§ **Source text**:
Ever had a conversation with a colleague in another department about some shared area of interest that led you to think, ‘We should be teaching this together!’ If so, welcome to the birthplace of most Humanities courses!
The Humanities Program has been around now for the better part of three decades, but I suspect that many faculty, especially those who have arrived in recent years, are only dimly aware of its existence and how it works. If you fall into the ‘dimly aware’ camp, I hope this post serves as a useful introduction to the program. But more than that, I hope it encourages some of you to consider teaching in Humanities.
To give you some idea of the content of the program, here are some of the courses taught within Humanities over the past few years:
HUMN 204 Experience, Expression, and Exchange: Utopias and Dystopias
This course explores how utopian, dystopian, and post-apocalyptic discourse imaginatively engages – and has engaged – cultural and historical challenges. Using approaches related to history, philosophy, literature, political theory, and the visual arts – especially film – this class seeks to ground utopian and dystopian speculation in the historical and cultural circumstances engendering it. Possible texts include works by Rousseau, More, Plato, Schopenhauer, Nietzsche, Marx, Leibniz, Voltaire, Huxley, Orwell, Zamyatin, McCarthy, Burgess, Atwood, Ishiguro, Lovecraft, Fritz Lang, and Ridley Scott.

§ **What to work on**:
(A) In the post about the Humanities Program, how long does it say the program has existed?
(B) Carry on the post about the Humanities Program from the point where it stops.

§ **Data records**:
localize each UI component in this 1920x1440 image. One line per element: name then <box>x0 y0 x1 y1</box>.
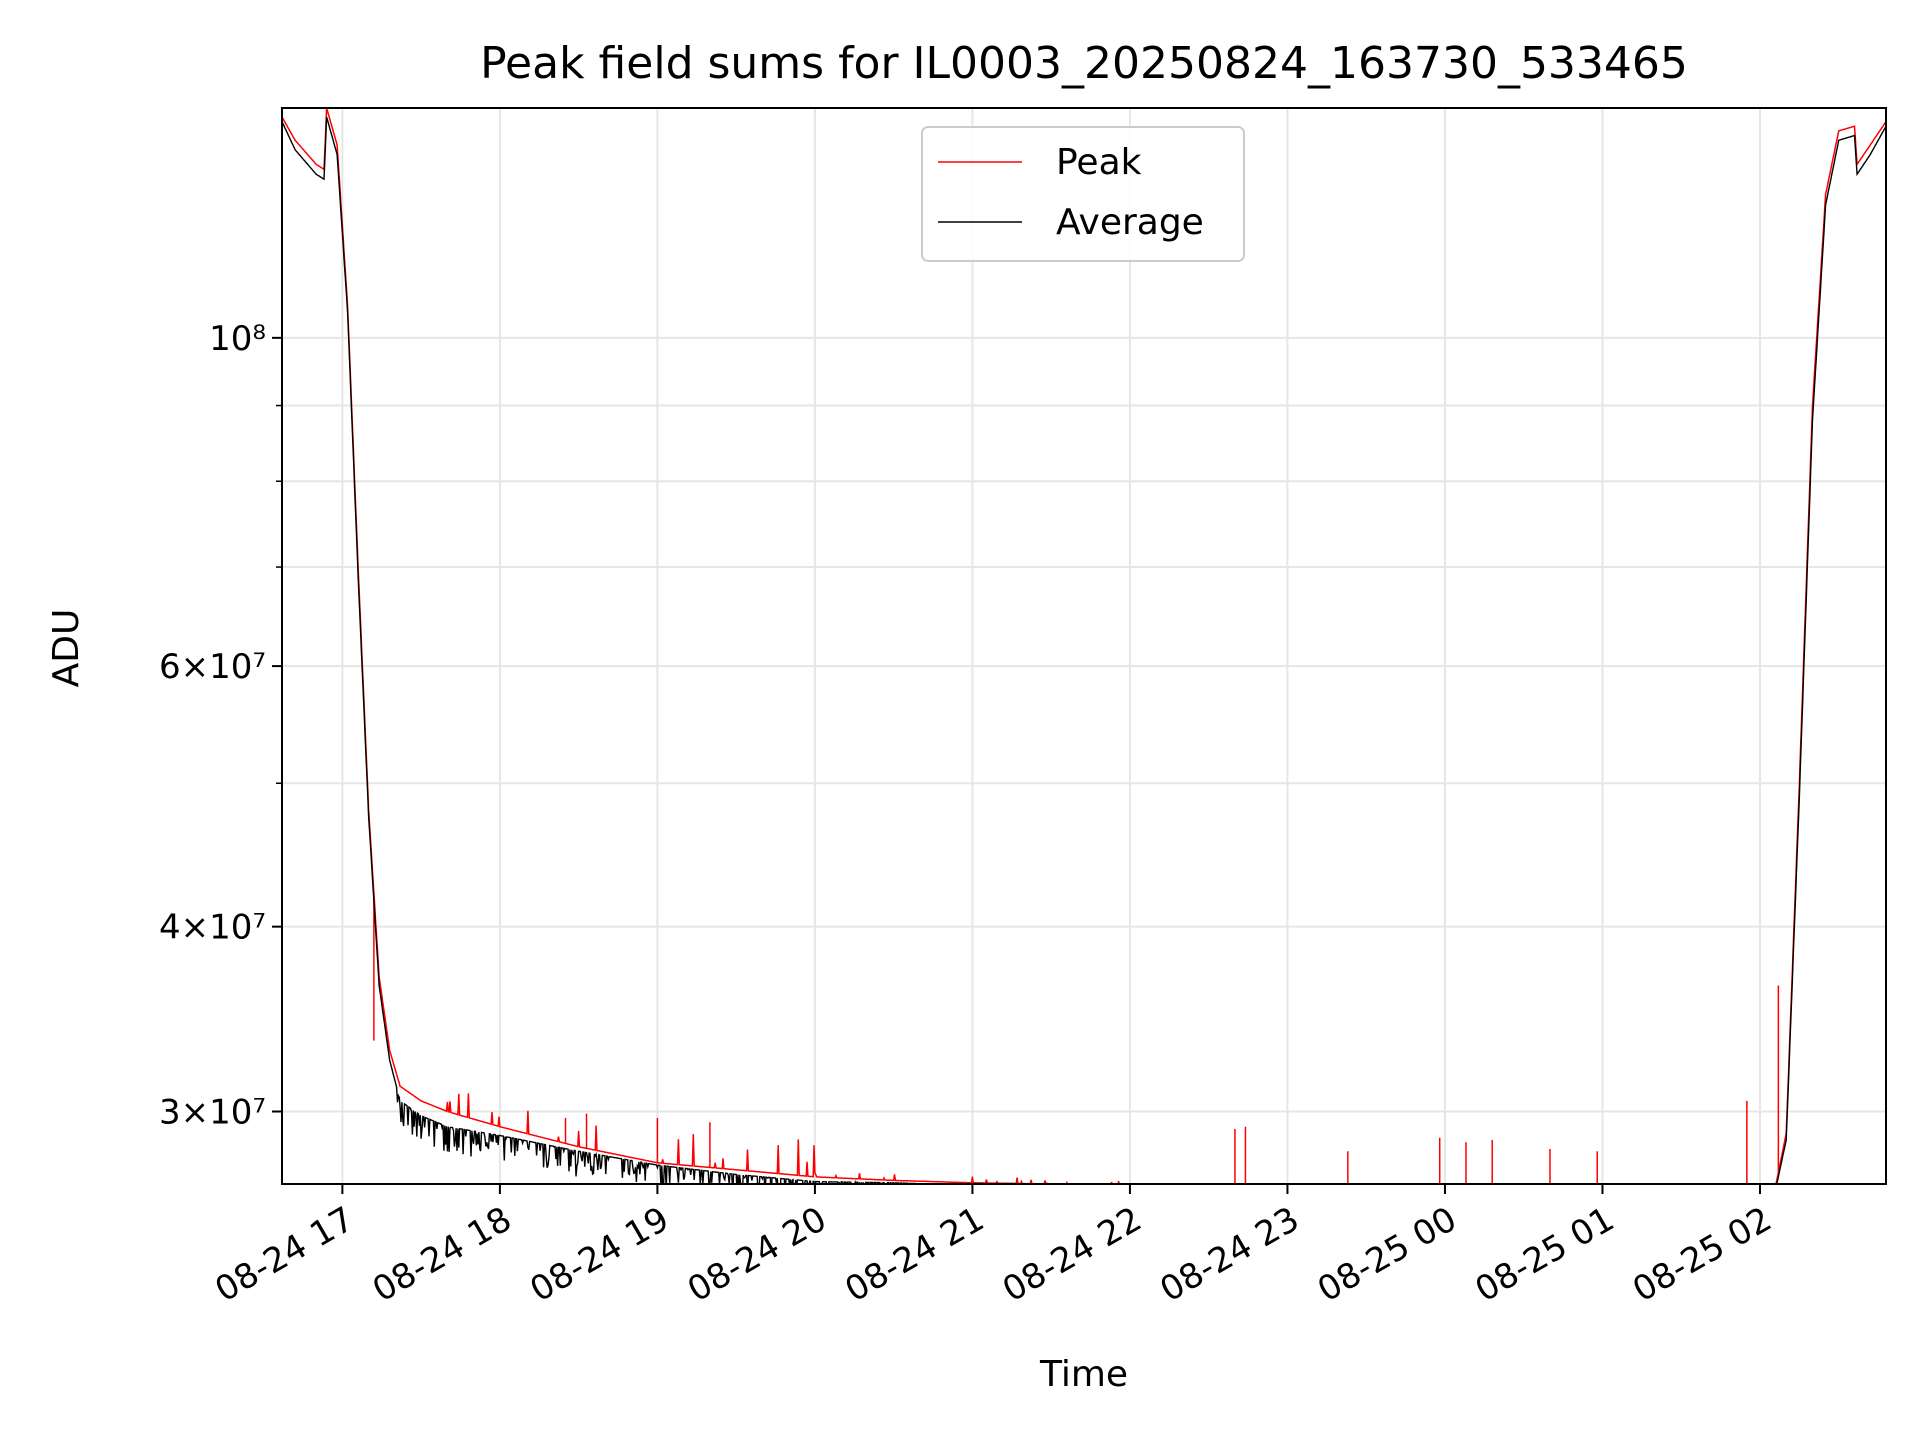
x-axis-ticks: 08-24 17 08-24 18 08-24 19 08-24 20 08-24 21… <box>208 1184 1778 1310</box>
y-tick-label: 4×10⁷ <box>159 908 266 948</box>
x-axis-label: Time <box>1039 1354 1128 1395</box>
legend: Peak Average <box>921 126 1245 262</box>
x-tick-label: 08-24 19 <box>524 1199 676 1310</box>
y-tick-label: 6×10⁷ <box>159 647 266 687</box>
x-tick-label: 08-24 23 <box>1154 1199 1306 1310</box>
peak-series-line <box>282 108 1886 1184</box>
x-tick-label: 08-24 17 <box>208 1199 360 1310</box>
x-tick-label: 08-24 20 <box>681 1199 833 1310</box>
x-tick-label: 08-25 01 <box>1469 1199 1621 1310</box>
y-axis-label: ADU <box>46 609 87 688</box>
y-tick-label: 3×10⁷ <box>159 1093 266 1133</box>
average-series-line <box>282 116 1886 1184</box>
x-tick-label: 08-25 00 <box>1311 1199 1463 1310</box>
legend-box <box>921 126 1245 262</box>
y-tick-label: 10⁸ <box>209 319 266 359</box>
chart-title: Peak field sums for IL0003_20250824_1637… <box>480 38 1688 89</box>
plot-frame <box>281 107 1887 1185</box>
plot-area <box>282 108 1886 1184</box>
grid <box>282 108 1886 1184</box>
legend-average-label: Average <box>1056 202 1204 243</box>
y-axis-ticks: 3×10⁷ 4×10⁷ 6×10⁷ 10⁸ <box>159 319 282 1133</box>
x-tick-label: 08-24 22 <box>996 1199 1148 1310</box>
legend-peak-label: Peak <box>1056 142 1142 183</box>
x-tick-label: 08-25 02 <box>1626 1199 1778 1310</box>
x-tick-label: 08-24 18 <box>366 1199 518 1310</box>
x-tick-label: 08-24 21 <box>839 1199 991 1310</box>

§ **Answers for the tasks**:
(A) For the better part of three decades.

(B)
HUMN 205 Reading the Labyrinth
The labyrinth is both a built environment and a conceptual space. Class lectures and assignments will interrogate the labyrinth as a pervasive structure and narrative device from antiquity to the present through its various manifestations and representations. Adopting a global perspective, this interdisciplinary class will address the labyrinth in different cultures through literature, architecture, the visual arts, film and contemporary media. A main thread for the course will be the work of Argentine writer Jorge Luis Borges, and the connections it proposes between the labyrinth and multiple philosophical and artistic traditions.
HUMN 214 Experience, Expression, and Exchange: Histories of Science, Vision, and Art: 1500-Present
This course focuses on the histories of relations between visual art and contemporary scientific method(s). It looks at why and how major socio-economic, cultural, and political changes associated with the history of “the West” (c. 1500 to the present), involved a preoccupation with vision and its effects. The course hones in on artists and “scientific observers”, many of whom were directly involved in colonial and commercial projects. Topics of focus include: the uses of instruments (such as the microscope) for mediating sight and producing new knowledge about nature: the ordering, politics, and display of visual objects in collections, and more.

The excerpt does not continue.